[Material]:
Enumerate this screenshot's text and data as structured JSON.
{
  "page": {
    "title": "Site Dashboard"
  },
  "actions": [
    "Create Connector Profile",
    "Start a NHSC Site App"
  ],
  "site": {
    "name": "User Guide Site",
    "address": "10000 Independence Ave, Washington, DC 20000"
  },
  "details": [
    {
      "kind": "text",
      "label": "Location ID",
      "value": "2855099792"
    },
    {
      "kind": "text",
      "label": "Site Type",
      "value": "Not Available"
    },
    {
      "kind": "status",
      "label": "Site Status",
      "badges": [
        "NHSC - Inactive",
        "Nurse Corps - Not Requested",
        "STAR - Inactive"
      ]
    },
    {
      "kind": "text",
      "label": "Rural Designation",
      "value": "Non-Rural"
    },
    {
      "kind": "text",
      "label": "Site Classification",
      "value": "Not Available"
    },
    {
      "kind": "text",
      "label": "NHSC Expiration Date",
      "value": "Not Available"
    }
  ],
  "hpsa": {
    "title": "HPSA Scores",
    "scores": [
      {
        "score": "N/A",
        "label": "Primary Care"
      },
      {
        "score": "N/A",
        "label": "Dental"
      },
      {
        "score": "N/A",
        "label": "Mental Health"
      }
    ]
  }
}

[Goal]: Make a verbatim copy of every entry shown above.

[Final result]:
Enumerate this screenshot's text and data as structured JSON.
{
  "page": {
    "title": "Site Dashboard"
  },
  "actions": [
    "Create Connector Profile",
    "Start a NHSC Site App"
  ],
  "site": {
    "name": "User Guide Site",
    "address": "10000 Independence Ave, Washington, DC 20000"
  },
  "details": [
    {
      "kind": "text",
      "label": "Location ID",
      "value": "2855099792"
    },
    {
      "kind": "text",
      "label": "Site Type",
      "value": "Not Available"
    },
    {
      "kind": "status",
      "label": "Site Status",
      "badges": [
        "NHSC - Inactive",
        "Nurse Corps - Not Requested",
        "STAR - Inactive"
      ]
    },
    {
      "kind": "text",
      "label": "Rural Designation",
      "value": "Non-Rural"
    },
    {
      "kind": "text",
      "label": "Site Classification",
      "value": "Not Available"
    },
    {
      "kind": "text",
      "label": "NHSC Expiration Date",
      "value": "Not Available"
    }
  ],
  "hpsa": {
    "title": "HPSA Scores",
    "scores": [
      {
        "score": "N/A",
        "label": "Primary Care"
      },
      {
        "score": "N/A",
        "label": "Dental"
      },
      {
        "score": "N/A",
        "label": "Mental Health"
      }
    ]
  }
}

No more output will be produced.